Find the lines holding the word "sdsu" and collect them.

:: Supplied data ::
════════════════════
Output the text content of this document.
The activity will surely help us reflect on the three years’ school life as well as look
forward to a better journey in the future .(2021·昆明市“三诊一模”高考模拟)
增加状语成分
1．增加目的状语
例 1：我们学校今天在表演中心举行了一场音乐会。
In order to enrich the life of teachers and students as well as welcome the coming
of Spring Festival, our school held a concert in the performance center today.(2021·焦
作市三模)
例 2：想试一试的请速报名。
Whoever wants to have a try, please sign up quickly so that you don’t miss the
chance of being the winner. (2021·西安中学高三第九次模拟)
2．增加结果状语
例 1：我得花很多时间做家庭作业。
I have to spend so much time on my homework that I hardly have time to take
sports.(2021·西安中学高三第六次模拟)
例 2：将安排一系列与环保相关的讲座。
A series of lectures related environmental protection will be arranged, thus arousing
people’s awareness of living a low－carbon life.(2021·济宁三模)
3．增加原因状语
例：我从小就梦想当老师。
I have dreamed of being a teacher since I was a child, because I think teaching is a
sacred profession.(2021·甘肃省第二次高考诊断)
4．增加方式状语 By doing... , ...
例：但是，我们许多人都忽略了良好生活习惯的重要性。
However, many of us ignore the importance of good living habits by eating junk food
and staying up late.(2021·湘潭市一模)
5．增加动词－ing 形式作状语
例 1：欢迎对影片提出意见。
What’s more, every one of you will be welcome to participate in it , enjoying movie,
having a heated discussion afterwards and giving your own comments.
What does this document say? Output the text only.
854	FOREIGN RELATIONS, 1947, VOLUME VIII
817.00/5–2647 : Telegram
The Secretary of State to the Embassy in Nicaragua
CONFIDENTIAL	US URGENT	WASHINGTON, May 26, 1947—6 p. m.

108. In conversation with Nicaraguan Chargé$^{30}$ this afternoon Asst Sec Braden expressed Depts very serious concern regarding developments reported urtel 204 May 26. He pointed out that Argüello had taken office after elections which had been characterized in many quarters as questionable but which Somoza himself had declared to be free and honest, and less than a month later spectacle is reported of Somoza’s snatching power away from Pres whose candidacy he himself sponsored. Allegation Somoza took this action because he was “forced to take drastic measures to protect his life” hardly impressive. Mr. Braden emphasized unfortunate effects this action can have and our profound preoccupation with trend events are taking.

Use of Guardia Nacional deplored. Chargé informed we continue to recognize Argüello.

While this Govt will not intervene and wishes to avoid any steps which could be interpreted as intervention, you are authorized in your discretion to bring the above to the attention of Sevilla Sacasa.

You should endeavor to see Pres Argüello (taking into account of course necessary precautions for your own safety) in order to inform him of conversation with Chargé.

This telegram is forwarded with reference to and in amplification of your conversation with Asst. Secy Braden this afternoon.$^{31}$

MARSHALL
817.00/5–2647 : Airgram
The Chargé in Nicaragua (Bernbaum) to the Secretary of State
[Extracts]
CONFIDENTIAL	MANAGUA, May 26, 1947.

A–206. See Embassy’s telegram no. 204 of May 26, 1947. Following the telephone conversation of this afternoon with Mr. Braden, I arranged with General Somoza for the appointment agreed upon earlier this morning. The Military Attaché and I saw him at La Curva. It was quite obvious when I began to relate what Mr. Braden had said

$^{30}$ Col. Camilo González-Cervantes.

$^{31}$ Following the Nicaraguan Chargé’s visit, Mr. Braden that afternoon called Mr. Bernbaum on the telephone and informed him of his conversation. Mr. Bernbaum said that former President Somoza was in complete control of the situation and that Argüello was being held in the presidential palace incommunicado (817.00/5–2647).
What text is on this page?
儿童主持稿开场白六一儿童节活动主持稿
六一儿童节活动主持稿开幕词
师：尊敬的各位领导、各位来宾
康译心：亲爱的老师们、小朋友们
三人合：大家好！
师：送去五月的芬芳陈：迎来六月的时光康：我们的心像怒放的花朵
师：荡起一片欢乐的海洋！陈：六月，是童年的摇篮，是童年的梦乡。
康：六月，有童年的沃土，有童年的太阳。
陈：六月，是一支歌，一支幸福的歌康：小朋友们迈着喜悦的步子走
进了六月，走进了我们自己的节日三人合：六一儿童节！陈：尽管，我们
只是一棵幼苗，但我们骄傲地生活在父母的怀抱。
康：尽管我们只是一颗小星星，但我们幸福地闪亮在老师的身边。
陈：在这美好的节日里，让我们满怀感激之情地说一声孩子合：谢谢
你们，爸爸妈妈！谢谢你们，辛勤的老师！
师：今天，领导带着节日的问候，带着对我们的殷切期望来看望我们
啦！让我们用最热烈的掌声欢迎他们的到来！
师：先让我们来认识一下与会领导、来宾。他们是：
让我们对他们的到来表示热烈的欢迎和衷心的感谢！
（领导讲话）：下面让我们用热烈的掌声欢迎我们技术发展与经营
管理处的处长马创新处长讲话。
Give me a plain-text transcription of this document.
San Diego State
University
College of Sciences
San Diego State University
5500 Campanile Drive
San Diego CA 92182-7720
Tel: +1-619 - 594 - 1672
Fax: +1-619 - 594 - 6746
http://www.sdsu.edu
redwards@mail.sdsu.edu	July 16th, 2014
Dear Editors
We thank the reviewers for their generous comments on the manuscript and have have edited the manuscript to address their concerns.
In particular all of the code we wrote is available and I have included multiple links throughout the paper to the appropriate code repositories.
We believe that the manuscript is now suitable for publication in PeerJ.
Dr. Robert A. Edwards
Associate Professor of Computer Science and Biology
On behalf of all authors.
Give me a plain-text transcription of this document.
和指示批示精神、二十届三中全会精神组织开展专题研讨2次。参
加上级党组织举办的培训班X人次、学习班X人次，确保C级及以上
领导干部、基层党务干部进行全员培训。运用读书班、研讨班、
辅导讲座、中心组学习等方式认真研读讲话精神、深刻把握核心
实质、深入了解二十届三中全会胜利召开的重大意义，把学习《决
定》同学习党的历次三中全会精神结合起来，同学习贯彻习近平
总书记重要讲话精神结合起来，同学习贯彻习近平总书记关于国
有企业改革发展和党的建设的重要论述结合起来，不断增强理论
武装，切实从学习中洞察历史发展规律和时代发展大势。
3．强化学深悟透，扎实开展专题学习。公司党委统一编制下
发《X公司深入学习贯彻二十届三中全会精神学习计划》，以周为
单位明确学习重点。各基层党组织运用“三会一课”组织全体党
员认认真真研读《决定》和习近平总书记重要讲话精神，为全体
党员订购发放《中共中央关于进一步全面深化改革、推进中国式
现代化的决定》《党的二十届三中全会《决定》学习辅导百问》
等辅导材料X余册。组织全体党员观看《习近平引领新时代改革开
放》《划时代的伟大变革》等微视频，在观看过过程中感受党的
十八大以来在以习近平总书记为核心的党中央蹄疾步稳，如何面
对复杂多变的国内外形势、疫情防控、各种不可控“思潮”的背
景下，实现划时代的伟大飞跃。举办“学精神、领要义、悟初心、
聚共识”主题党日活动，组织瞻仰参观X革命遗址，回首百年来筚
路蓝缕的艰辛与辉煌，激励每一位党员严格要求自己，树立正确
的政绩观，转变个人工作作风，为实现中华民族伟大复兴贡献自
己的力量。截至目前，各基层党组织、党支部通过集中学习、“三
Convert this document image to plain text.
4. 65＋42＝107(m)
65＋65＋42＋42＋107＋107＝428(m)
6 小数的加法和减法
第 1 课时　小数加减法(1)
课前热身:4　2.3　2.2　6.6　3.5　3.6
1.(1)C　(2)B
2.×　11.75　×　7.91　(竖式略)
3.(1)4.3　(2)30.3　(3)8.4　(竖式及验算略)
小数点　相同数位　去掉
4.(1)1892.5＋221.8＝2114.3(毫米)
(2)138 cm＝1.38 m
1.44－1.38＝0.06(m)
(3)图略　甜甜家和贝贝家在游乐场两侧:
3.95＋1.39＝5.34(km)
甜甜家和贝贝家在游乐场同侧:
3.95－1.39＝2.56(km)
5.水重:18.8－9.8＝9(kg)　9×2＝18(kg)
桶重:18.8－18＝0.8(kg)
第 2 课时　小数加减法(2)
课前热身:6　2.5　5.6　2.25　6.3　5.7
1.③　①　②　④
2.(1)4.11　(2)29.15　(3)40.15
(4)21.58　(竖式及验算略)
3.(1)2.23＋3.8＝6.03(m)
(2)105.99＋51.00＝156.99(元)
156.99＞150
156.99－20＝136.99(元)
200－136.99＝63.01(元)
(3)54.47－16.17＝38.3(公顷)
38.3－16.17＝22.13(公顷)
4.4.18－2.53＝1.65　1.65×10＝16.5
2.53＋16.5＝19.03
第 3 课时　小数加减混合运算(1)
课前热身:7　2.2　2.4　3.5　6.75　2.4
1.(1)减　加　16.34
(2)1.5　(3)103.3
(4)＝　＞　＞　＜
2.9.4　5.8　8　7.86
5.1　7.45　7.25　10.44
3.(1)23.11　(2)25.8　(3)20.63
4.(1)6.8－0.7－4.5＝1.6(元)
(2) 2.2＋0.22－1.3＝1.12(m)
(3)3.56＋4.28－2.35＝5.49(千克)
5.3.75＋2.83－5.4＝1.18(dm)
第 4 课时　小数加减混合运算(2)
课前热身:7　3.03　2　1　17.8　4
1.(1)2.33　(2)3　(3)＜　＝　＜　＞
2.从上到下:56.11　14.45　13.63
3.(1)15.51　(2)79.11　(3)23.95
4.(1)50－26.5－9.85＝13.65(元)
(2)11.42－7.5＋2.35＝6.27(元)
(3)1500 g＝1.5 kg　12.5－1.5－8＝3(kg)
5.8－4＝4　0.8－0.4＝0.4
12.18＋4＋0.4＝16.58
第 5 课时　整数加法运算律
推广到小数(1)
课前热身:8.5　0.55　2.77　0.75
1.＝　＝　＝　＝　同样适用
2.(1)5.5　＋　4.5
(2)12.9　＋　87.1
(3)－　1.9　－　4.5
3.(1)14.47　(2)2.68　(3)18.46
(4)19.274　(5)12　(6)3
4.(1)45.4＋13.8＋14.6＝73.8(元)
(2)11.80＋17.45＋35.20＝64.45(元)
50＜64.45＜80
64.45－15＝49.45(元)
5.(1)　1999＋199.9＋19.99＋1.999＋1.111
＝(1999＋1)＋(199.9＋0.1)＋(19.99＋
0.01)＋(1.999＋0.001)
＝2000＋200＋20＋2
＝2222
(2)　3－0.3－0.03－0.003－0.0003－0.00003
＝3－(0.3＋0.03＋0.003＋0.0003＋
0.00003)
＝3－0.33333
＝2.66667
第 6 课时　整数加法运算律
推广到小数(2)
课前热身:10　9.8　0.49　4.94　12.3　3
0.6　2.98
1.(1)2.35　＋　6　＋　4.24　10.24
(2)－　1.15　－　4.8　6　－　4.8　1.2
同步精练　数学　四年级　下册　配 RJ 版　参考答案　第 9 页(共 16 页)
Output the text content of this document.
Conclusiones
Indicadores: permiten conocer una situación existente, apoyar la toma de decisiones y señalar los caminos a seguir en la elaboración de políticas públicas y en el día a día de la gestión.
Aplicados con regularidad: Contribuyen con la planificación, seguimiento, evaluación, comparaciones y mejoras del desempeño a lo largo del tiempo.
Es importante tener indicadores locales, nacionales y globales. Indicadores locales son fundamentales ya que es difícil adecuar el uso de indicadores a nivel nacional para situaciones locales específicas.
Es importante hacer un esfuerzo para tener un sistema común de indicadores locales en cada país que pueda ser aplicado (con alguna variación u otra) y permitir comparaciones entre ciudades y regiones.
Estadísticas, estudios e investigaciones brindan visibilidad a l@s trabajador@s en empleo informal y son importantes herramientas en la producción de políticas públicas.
════════════════════
:: Reply ::
http://www.sdsu.edu
redwards@mail.sdsu.edu	July 16th, 2014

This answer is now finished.